• Activity: The only thing to report is how many lines of the data contain the word "Columbia".

[Saved entries]
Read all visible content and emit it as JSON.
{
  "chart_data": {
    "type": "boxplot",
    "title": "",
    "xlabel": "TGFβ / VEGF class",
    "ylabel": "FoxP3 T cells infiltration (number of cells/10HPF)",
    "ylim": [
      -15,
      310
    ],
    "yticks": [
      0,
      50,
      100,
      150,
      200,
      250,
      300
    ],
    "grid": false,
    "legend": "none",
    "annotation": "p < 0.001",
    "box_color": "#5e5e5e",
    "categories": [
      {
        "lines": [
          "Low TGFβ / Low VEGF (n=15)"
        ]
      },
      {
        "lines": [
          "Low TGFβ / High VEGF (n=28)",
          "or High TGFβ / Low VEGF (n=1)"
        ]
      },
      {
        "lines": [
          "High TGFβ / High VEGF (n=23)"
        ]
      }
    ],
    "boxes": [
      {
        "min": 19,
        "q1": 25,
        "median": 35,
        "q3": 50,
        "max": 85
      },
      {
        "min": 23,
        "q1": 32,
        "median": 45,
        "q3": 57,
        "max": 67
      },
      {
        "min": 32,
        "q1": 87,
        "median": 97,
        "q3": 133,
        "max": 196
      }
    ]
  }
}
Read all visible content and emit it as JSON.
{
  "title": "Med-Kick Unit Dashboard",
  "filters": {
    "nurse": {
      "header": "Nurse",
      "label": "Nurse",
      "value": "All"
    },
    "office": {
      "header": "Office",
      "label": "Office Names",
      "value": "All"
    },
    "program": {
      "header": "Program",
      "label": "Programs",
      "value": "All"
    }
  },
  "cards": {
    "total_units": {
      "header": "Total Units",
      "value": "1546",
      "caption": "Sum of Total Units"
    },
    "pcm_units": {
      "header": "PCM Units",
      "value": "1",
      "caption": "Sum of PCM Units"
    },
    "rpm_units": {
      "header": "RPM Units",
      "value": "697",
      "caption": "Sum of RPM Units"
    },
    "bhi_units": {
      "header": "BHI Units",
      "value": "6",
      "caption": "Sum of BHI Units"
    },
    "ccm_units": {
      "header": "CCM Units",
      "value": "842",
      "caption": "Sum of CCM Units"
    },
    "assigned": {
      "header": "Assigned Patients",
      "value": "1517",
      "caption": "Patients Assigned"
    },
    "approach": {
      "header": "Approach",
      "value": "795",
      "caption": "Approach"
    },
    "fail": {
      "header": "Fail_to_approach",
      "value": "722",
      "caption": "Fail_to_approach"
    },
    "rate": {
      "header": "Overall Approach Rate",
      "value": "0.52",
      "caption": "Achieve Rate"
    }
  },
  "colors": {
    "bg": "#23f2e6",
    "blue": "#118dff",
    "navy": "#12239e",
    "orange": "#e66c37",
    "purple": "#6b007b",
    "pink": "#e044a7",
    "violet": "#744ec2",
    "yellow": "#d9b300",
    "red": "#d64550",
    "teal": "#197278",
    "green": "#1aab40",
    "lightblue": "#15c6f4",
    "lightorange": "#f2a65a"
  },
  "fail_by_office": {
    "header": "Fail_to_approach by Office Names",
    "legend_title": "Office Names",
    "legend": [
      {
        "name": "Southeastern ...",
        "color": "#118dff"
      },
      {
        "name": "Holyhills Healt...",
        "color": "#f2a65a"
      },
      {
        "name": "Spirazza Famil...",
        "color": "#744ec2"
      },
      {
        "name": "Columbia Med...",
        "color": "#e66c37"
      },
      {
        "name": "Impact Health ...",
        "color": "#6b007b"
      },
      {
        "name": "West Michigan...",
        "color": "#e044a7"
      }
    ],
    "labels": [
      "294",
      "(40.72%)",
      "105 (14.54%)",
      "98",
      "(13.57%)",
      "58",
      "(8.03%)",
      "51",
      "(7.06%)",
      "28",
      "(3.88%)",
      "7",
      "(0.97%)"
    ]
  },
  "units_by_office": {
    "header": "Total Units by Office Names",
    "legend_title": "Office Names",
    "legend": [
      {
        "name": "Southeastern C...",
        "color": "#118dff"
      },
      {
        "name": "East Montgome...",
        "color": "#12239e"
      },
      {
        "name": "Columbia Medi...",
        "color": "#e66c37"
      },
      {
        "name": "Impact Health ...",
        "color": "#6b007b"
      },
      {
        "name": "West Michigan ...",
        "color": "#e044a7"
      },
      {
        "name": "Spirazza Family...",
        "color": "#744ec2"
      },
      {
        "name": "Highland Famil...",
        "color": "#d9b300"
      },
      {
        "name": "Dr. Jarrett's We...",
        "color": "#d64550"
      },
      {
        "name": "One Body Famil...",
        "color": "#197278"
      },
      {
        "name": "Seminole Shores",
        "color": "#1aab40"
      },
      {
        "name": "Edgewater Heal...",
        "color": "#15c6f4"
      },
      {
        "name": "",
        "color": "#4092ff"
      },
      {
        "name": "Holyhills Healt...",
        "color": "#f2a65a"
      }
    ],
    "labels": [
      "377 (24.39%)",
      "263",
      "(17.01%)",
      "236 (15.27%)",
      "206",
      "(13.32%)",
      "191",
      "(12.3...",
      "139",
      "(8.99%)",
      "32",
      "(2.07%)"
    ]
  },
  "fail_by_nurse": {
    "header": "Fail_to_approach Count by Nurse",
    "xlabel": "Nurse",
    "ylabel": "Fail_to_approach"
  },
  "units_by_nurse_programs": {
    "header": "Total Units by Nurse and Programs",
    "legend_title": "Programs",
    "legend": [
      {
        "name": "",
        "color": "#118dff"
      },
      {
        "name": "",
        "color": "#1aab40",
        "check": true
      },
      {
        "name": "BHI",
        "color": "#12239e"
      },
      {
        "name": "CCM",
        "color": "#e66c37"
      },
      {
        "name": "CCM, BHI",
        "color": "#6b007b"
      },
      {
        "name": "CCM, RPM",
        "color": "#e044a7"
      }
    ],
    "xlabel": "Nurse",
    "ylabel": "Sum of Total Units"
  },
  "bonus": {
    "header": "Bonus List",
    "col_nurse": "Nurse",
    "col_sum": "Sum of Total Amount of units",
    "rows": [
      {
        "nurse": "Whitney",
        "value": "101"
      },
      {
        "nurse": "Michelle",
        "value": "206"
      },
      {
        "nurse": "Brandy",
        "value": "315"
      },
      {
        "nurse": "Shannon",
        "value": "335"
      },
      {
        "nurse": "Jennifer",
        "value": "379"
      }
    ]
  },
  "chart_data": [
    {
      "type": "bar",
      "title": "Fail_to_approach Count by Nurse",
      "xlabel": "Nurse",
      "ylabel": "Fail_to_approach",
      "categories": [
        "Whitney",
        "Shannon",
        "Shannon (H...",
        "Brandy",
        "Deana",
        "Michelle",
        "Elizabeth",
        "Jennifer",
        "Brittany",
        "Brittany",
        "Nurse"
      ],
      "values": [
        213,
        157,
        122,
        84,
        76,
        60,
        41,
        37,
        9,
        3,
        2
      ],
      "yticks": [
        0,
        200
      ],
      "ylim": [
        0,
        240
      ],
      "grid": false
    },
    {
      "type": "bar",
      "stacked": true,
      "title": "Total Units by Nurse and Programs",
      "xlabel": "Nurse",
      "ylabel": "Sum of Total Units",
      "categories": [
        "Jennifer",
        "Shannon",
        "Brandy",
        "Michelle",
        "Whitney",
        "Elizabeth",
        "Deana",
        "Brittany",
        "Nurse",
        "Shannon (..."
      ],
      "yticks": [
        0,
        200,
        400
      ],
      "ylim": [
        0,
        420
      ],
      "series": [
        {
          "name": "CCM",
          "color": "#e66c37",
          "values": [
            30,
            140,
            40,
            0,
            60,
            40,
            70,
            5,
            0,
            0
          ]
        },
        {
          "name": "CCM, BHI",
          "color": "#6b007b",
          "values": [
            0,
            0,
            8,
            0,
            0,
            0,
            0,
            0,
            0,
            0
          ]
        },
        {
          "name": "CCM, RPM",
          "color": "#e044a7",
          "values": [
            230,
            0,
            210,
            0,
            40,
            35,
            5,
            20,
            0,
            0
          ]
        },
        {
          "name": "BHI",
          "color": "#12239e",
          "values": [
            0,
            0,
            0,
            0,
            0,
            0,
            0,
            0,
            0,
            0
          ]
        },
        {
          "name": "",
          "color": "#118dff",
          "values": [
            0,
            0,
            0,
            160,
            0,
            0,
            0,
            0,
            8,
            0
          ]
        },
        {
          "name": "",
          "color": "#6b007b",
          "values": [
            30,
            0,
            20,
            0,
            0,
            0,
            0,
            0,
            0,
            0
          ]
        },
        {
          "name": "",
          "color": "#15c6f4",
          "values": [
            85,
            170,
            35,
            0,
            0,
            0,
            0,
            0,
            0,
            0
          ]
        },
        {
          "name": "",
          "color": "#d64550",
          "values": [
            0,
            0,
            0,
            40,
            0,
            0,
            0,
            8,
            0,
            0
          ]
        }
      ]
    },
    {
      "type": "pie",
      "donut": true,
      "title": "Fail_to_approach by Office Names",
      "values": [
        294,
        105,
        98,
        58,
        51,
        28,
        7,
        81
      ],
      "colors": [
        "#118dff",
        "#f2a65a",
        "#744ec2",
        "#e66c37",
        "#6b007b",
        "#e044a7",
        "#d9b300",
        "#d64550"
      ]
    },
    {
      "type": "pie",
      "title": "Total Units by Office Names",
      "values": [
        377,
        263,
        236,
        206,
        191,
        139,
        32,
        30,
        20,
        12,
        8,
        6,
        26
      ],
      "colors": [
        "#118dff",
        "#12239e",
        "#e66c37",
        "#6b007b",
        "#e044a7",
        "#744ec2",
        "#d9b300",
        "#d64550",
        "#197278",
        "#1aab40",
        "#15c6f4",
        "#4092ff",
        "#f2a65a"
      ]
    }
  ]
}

• Answer to this exercise: 2